Data entries

........

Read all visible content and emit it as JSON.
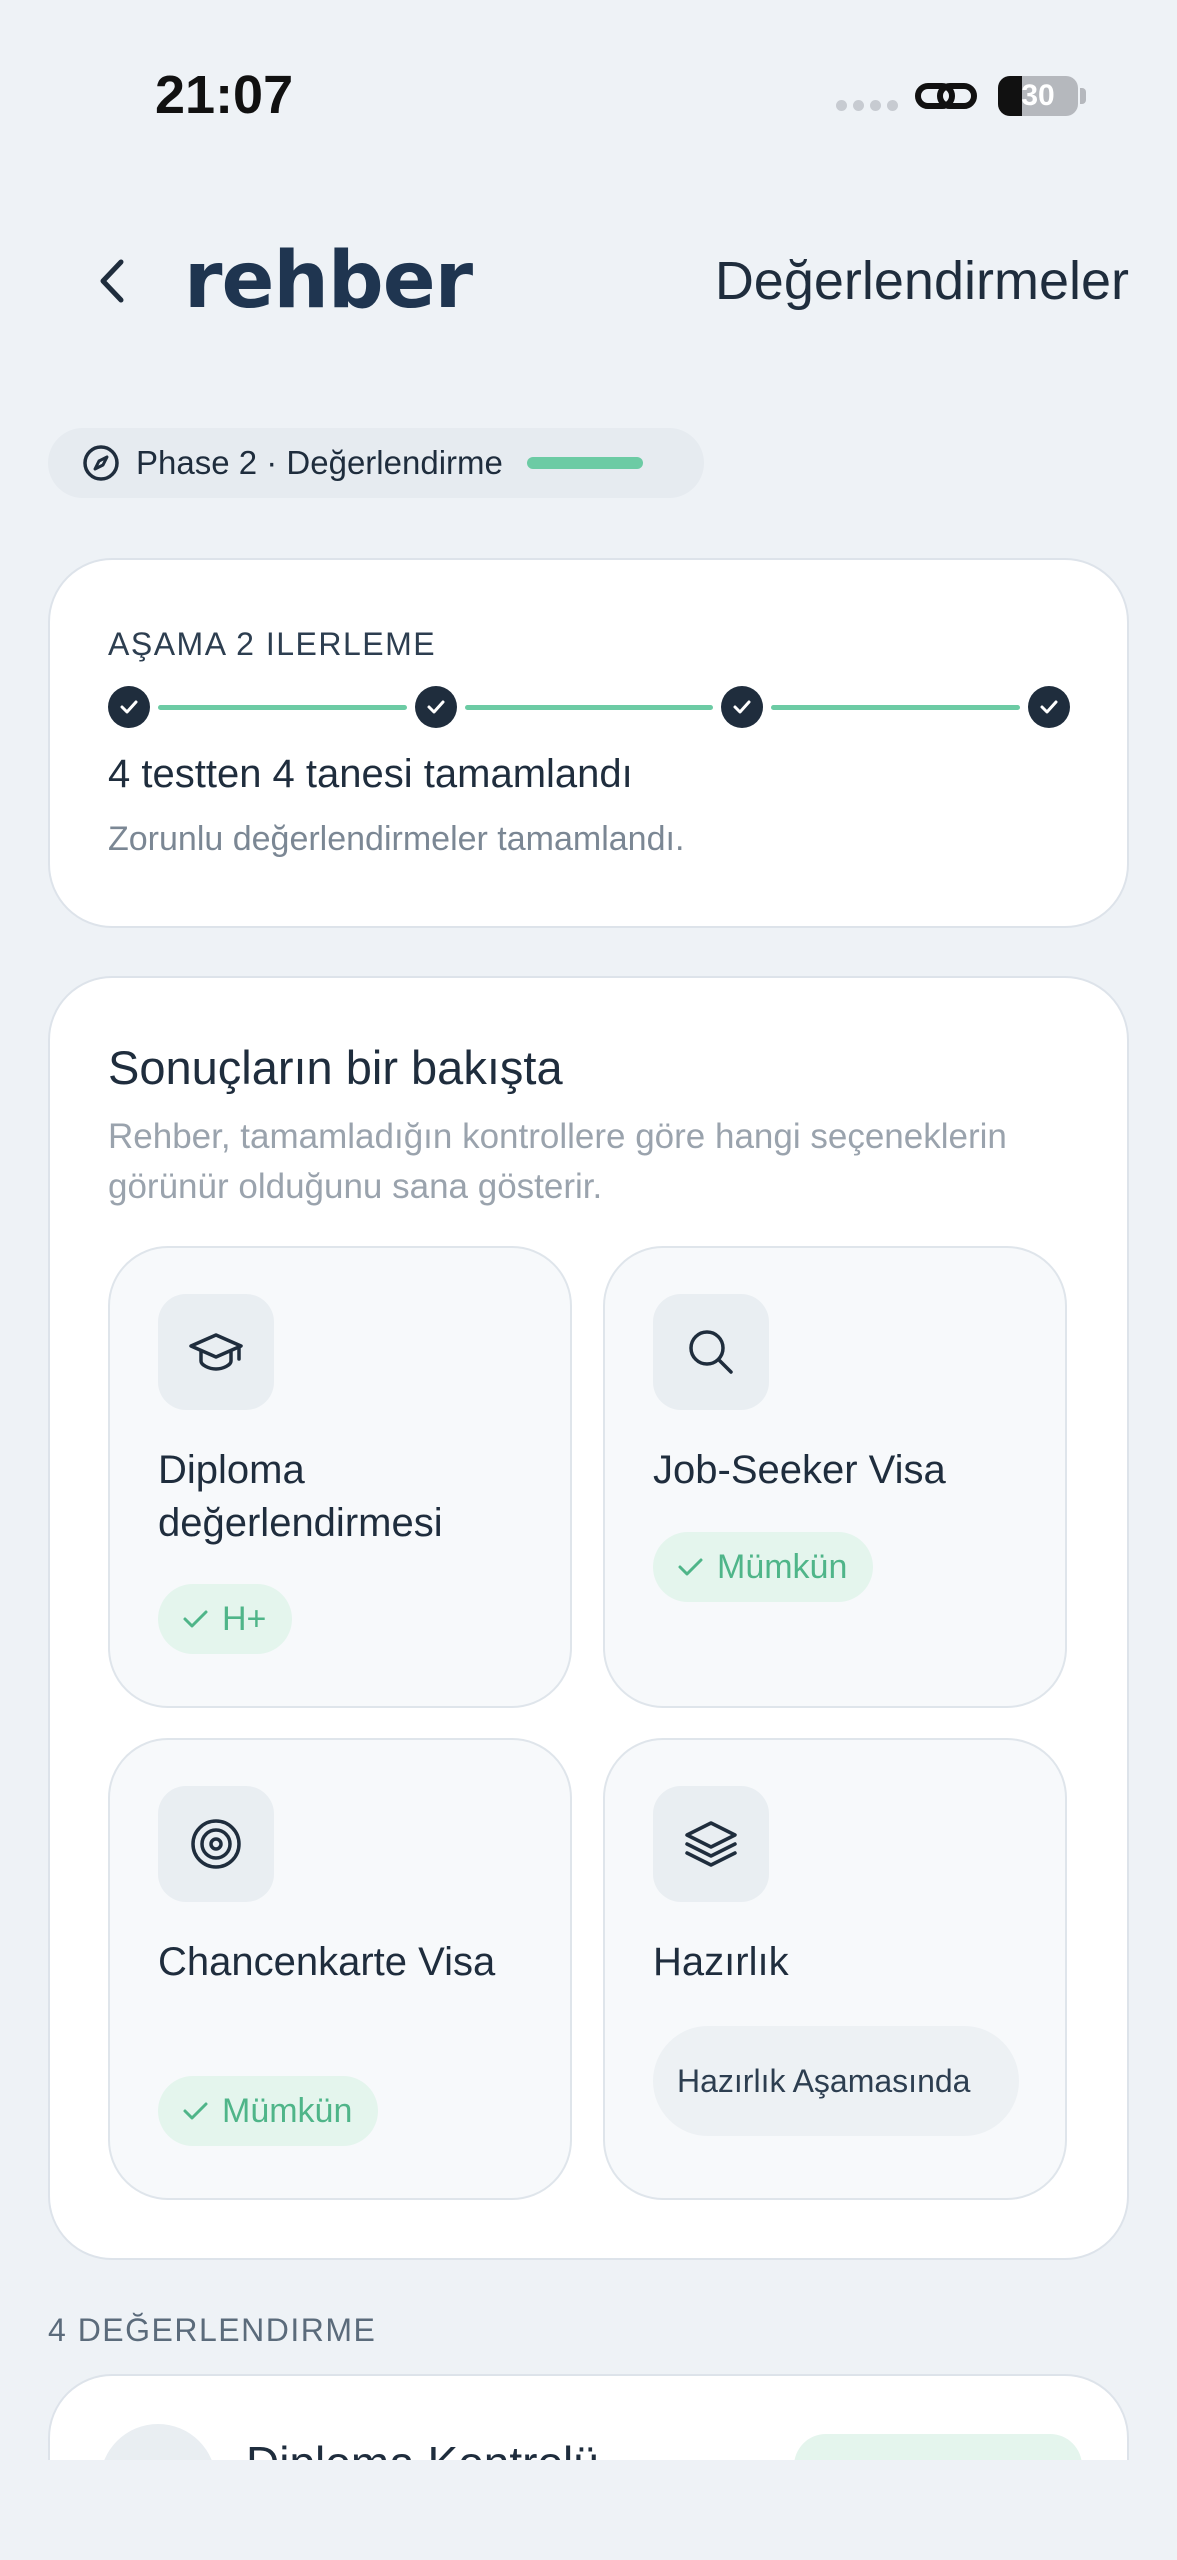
{
  "status_bar": {
    "time": "21:07",
    "battery": "30"
  },
  "header": {
    "logo": "rehber",
    "title": "Değerlendirmeler"
  },
  "phase_chip": {
    "label": "Phase 2 · Değerlendirme",
    "progress": 1.0
  },
  "progress_card": {
    "label": "AŞAMA 2 ILERLEME",
    "steps_completed": 4,
    "steps_total": 4,
    "main_text": "4 testten 4 tanesi tamamlandı",
    "sub_text": "Zorunlu değerlendirmeler tamamlandı."
  },
  "results": {
    "title": "Sonuçların bir bakışta",
    "description": "Rehber, tamamladığın kontrollere göre hangi seçeneklerin görünür olduğunu sana gösterir.",
    "tiles": [
      {
        "icon": "graduation-cap-icon",
        "title": "Diploma değerlendirmesi",
        "badge": "H+",
        "badge_type": "success"
      },
      {
        "icon": "search-icon",
        "title": "Job-Seeker Visa",
        "badge": "Mümkün",
        "badge_type": "success"
      },
      {
        "icon": "target-icon",
        "title": "Chancenkarte Visa",
        "badge": "Mümkün",
        "badge_type": "success"
      },
      {
        "icon": "layers-icon",
        "title": "Hazırlık",
        "badge": "Hazırlık Aşamasında",
        "badge_type": "neutral"
      }
    ]
  },
  "assessments": {
    "section_label": "4 DEĞERLENDIRME",
    "items": [
      {
        "title": "Diploma Kontrolü"
      }
    ]
  },
  "colors": {
    "background": "#eef2f6",
    "accent_green": "#6ccba4",
    "success_text": "#4fb589",
    "dark": "#1f2d3d"
  }
}
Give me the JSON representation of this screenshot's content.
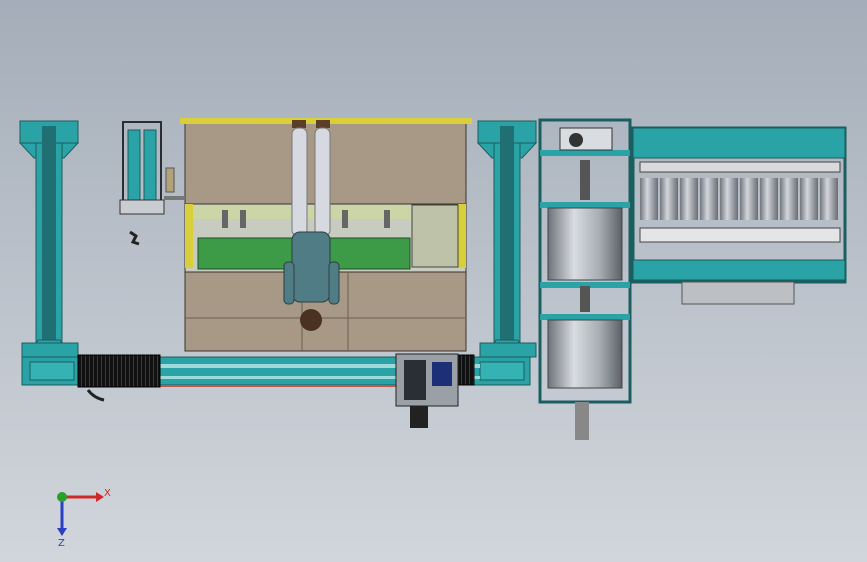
{
  "viewport": {
    "background_top": "#a4adb9",
    "background_bottom": "#d2d6dc"
  },
  "triad": {
    "x_label": "X",
    "z_label": "Z",
    "x_color": "#d02828",
    "z_color": "#2a3fc4",
    "y_color": "#2aa02a"
  },
  "colors": {
    "teal": "#2aa3a6",
    "dark_teal": "#1f6f73",
    "plate": "#a89886",
    "green_panel": "#3d9a47",
    "yellow": "#d9cf3a",
    "steel": "#a7acb3"
  },
  "icons": [
    "human-figure-icon",
    "axis-triad-icon"
  ]
}
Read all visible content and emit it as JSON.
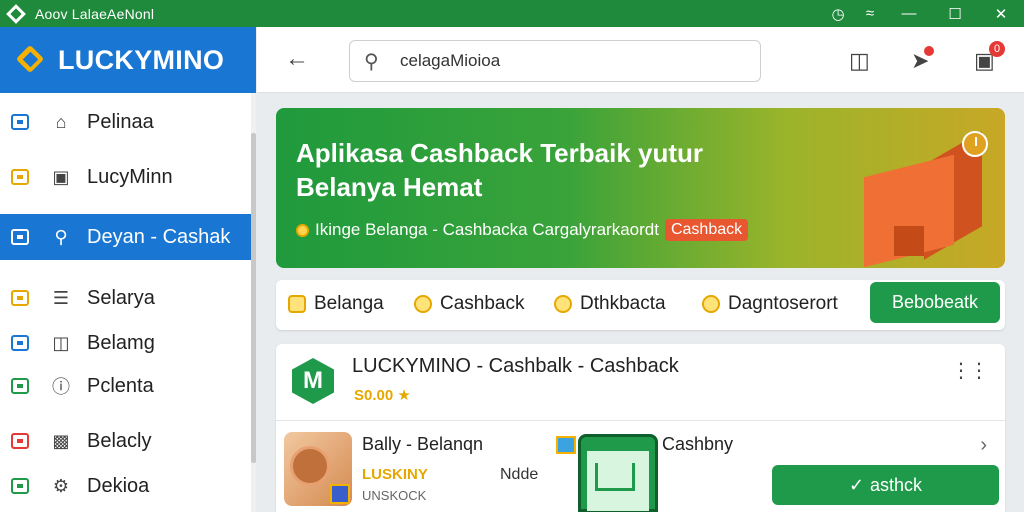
{
  "window": {
    "title": "Aoov LalaeAeNonl"
  },
  "sidebar": {
    "brand": "LUCKYMINO",
    "items": [
      {
        "label": "Pelinaa",
        "icon": "home-icon",
        "accent": "#1976d2"
      },
      {
        "label": "LucyMinn",
        "icon": "briefcase-icon",
        "accent": "#e6a800"
      },
      {
        "label": "Deyan - Cashak",
        "icon": "search-icon",
        "accent": "#1976d2",
        "active": true
      },
      {
        "label": "Selarya",
        "icon": "list-icon",
        "accent": "#e6a800"
      },
      {
        "label": "Belamg",
        "icon": "document-icon",
        "accent": "#1976d2"
      },
      {
        "label": "Pclenta",
        "icon": "info-icon",
        "accent": "#1f9a4a"
      },
      {
        "label": "Belacly",
        "icon": "puzzle-icon",
        "accent": "#e53935"
      },
      {
        "label": "Dekioa",
        "icon": "gear-icon",
        "accent": "#1f9a4a"
      }
    ]
  },
  "search": {
    "value": "celagaMioioa"
  },
  "topbar": {
    "notification_count": "0"
  },
  "hero": {
    "title_line1": "Aplikasa Cashback Terbaik yutur",
    "title_line2": "Belanya Hemat",
    "subtitle": "Ikinge Belanga - Cashbacka Cargalyrarkaordt",
    "chip": "Cashback"
  },
  "categories": [
    {
      "label": "Belanga"
    },
    {
      "label": "Cashback"
    },
    {
      "label": "Dthkbacta"
    },
    {
      "label": "Dagntoserort"
    }
  ],
  "category_cta": "Bebobeatk",
  "app_card": {
    "title": "LUCKYMINO - Cashbalk - Cashback",
    "logo_letter": "M",
    "rating": "S0.00 ★",
    "product": {
      "name": "Bally - Belanqn",
      "brand": "LUSKINY",
      "stock": "UNSKOCK",
      "node": "Ndde",
      "right_label": "Cashbny"
    },
    "cta": "asthck"
  },
  "colors": {
    "titlebar": "#1f8a3c",
    "brand": "#1976d2",
    "accent_green": "#1f9a4a",
    "accent_orange": "#e8572f"
  }
}
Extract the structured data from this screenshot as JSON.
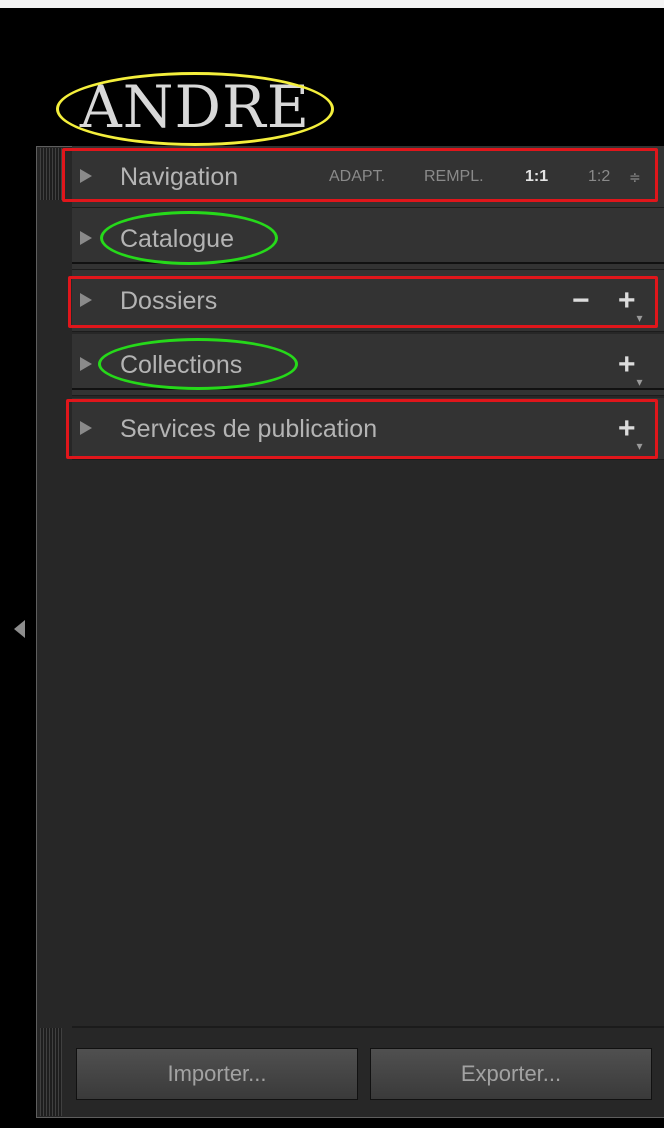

........

• _Stated problem_: Produce an exact copy of each line of data, skipping embedded images.

• _Answer_:
Read all visible content and emit it as JSON.
{
  "status_bar": {
    "time": "21:07",
    "battery": "30"
  },
  "header": {
    "logo": "rehber",
    "title": "Değerlendirmeler"
  },
  "phase_chip": {
    "label": "Phase 2 · Değerlendirme",
    "progress": 1.0
  },
  "progress_card": {
    "label": "AŞAMA 2 ILERLEME",
    "steps_completed": 4,
    "steps_total": 4,
    "main_text": "4 testten 4 tanesi tamamlandı",
    "sub_text": "Zorunlu değerlendirmeler tamamlandı."
  },
  "results": {
    "title": "Sonuçların bir bakışta",
    "description": "Rehber, tamamladığın kontrollere göre hangi seçeneklerin görünür olduğunu sana gösterir.",
    "tiles": [
      {
        "icon": "graduation-cap-icon",
        "title": "Diploma değerlendirmesi",
        "badge": "H+",
        "badge_type": "success"
      },
      {
        "icon": "search-icon",
        "title": "Job-Seeker Visa",
        "badge": "Mümkün",
        "badge_type": "success"
      },
      {
        "icon": "target-icon",
        "title": "Chancenkarte Visa",
        "badge": "Mümkün",
        "badge_type": "success"
      },
      {
        "icon": "layers-icon",
        "title": "Hazırlık",
        "badge": "Hazırlık Aşamasında",
        "badge_type": "neutral"
      }
    ]
  },
  "assessments": {
    "section_label": "4 DEĞERLENDIRME",
    "items": [
      {
        "title": "Diploma Kontrolü"
      }
    ]
  },
  "colors": {
    "background": "#eef2f6",
    "accent_green": "#6ccba4",
    "success_text": "#4fb589",
    "dark": "#1f2d3d"
  }
}
Give me the JSON representation of this screenshot's content.
{
  "viewport": {
    "background_top": "#a4adb9",
    "background_bottom": "#d2d6dc"
  },
  "triad": {
    "x_label": "X",
    "z_label": "Z",
    "x_color": "#d02828",
    "z_color": "#2a3fc4",
    "y_color": "#2aa02a"
  },
  "colors": {
    "teal": "#2aa3a6",
    "dark_teal": "#1f6f73",
    "plate": "#a89886",
    "green_panel": "#3d9a47",
    "yellow": "#d9cf3a",
    "steel": "#a7acb3"
  },
  "icons": [
    "human-figure-icon",
    "axis-triad-icon"
  ]
}
Read all visible content and emit it as JSON.
{
  "window": {
    "title": "Aoov LalaeAeNonl"
  },
  "sidebar": {
    "brand": "LUCKYMINO",
    "items": [
      {
        "label": "Pelinaa",
        "icon": "home-icon",
        "accent": "#1976d2"
      },
      {
        "label": "LucyMinn",
        "icon": "briefcase-icon",
        "accent": "#e6a800"
      },
      {
        "label": "Deyan - Cashak",
        "icon": "search-icon",
        "accent": "#1976d2",
        "active": true
      },
      {
        "label": "Selarya",
        "icon": "list-icon",
        "accent": "#e6a800"
      },
      {
        "label": "Belamg",
        "icon": "document-icon",
        "accent": "#1976d2"
      },
      {
        "label": "Pclenta",
        "icon": "info-icon",
        "accent": "#1f9a4a"
      },
      {
        "label": "Belacly",
        "icon": "puzzle-icon",
        "accent": "#e53935"
      },
      {
        "label": "Dekioa",
        "icon": "gear-icon",
        "accent": "#1f9a4a"
      }
    ]
  },
  "search": {
    "value": "celagaMioioa"
  },
  "topbar": {
    "notification_count": "0"
  },
  "hero": {
    "title_line1": "Aplikasa Cashback Terbaik yutur",
    "title_line2": "Belanya Hemat",
    "subtitle": "Ikinge Belanga - Cashbacka Cargalyrarkaordt",
    "chip": "Cashback"
  },
  "categories": [
    {
      "label": "Belanga"
    },
    {
      "label": "Cashback"
    },
    {
      "label": "Dthkbacta"
    },
    {
      "label": "Dagntoserort"
    }
  ],
  "category_cta": "Bebobeatk",
  "app_card": {
    "title": "LUCKYMINO - Cashbalk - Cashback",
    "logo_letter": "M",
    "rating": "S0.00 ★",
    "product": {
      "name": "Bally - Belanqn",
      "brand": "LUSKINY",
      "stock": "UNSKOCK",
      "node": "Ndde",
      "right_label": "Cashbny"
    },
    "cta": "asthck"
  },
  "colors": {
    "titlebar": "#1f8a3c",
    "brand": "#1976d2",
    "accent_green": "#1f9a4a",
    "accent_orange": "#e8572f"
  }
}
Extract the structured data from this screenshot as JSON.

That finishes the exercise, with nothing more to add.